=== Exercise data ===
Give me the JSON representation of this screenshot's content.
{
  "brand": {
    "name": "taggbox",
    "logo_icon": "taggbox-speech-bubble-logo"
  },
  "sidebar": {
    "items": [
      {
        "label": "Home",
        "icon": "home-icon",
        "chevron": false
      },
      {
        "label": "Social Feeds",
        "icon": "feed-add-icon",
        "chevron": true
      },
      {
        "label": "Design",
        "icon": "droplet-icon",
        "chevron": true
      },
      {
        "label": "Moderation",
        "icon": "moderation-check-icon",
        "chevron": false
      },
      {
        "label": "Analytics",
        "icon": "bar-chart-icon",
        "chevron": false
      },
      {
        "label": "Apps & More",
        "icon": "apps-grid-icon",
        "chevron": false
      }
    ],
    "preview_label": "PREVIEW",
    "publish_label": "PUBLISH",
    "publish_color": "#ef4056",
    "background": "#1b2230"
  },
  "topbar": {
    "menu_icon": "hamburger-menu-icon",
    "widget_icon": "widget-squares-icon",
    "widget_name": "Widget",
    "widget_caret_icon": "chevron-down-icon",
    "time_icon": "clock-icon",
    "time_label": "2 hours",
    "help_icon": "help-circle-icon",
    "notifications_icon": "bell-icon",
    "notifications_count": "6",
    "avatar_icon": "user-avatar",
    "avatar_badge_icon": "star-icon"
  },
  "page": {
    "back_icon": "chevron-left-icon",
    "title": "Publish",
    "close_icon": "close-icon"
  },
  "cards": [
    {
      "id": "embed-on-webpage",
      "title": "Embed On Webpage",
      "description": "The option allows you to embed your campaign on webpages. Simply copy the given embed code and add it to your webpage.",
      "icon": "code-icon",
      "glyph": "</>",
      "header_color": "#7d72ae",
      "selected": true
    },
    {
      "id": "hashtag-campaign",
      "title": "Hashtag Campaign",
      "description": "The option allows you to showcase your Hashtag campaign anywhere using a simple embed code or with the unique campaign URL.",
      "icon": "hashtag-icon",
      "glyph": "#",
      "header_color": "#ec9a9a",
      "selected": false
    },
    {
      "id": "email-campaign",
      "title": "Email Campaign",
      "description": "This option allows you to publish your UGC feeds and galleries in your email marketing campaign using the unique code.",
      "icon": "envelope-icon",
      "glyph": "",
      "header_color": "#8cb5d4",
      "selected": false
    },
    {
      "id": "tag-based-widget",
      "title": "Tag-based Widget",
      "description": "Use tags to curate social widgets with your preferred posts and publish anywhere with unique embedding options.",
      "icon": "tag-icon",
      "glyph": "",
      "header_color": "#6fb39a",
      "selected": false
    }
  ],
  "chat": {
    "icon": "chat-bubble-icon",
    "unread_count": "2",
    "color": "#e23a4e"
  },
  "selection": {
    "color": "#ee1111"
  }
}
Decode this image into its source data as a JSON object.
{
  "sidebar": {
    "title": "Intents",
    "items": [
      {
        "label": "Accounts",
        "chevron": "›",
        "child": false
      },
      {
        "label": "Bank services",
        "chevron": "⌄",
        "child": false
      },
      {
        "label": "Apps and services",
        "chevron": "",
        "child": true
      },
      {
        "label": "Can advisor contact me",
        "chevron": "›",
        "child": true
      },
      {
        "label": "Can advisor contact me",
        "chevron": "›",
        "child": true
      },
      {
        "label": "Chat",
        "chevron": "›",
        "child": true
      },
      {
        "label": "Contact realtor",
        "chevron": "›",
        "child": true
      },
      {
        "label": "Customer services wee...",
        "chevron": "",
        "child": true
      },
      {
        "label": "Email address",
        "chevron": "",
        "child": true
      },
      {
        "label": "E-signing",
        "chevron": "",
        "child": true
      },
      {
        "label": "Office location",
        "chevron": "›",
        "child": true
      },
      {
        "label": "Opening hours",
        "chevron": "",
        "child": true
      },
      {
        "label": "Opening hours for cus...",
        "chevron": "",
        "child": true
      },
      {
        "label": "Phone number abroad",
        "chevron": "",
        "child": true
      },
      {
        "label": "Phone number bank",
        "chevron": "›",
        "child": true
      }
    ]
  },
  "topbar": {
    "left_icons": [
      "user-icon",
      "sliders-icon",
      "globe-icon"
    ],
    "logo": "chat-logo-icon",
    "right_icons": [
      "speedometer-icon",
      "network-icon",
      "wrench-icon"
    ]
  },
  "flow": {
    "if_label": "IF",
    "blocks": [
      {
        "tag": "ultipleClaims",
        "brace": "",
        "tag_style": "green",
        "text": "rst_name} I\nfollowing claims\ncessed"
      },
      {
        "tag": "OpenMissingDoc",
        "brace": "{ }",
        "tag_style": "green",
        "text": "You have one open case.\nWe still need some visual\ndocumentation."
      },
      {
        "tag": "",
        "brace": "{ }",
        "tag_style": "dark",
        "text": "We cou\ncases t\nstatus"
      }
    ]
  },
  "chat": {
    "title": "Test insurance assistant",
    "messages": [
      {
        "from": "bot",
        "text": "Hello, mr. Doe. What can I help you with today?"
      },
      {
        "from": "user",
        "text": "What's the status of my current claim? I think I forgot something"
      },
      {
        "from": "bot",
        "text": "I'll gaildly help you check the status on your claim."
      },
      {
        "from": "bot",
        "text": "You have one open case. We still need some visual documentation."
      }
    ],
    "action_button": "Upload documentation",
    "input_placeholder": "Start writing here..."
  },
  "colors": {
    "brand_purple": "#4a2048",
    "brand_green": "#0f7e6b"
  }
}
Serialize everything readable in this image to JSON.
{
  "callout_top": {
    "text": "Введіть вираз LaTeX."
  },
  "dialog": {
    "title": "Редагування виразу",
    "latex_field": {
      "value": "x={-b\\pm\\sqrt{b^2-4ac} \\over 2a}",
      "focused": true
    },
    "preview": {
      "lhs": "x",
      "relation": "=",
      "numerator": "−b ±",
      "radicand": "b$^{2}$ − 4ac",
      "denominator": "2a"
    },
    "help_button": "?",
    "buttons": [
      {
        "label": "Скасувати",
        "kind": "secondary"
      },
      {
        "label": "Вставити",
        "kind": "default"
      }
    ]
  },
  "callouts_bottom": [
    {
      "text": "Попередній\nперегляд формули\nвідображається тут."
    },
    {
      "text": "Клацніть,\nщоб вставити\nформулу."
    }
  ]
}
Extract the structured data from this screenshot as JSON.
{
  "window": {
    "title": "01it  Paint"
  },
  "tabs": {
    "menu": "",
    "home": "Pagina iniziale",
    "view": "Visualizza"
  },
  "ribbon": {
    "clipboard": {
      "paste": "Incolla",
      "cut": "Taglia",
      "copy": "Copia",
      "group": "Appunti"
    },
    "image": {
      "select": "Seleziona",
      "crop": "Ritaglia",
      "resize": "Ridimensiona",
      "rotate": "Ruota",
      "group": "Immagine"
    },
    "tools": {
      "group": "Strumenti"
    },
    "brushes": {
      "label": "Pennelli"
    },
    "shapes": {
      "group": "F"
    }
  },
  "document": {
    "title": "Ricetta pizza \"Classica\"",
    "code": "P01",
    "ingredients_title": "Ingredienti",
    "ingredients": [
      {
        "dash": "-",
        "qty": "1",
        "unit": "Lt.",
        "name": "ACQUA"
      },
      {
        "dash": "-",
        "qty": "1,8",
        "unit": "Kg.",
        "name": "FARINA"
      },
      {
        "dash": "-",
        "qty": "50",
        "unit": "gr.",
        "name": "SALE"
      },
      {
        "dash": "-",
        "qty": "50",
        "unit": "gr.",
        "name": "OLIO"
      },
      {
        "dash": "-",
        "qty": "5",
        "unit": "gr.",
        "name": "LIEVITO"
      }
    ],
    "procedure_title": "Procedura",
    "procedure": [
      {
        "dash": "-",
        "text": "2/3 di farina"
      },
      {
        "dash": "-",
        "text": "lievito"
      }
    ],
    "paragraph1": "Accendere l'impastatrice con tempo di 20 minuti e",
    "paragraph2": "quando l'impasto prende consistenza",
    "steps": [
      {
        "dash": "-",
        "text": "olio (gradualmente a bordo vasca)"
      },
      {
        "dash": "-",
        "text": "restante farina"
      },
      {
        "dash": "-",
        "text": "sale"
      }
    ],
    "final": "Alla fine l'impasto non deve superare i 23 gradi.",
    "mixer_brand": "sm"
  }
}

=== What you have to do ===
Write down the number of lines where the word "based" appears, and nothing further.

=== Exercise solution ===
2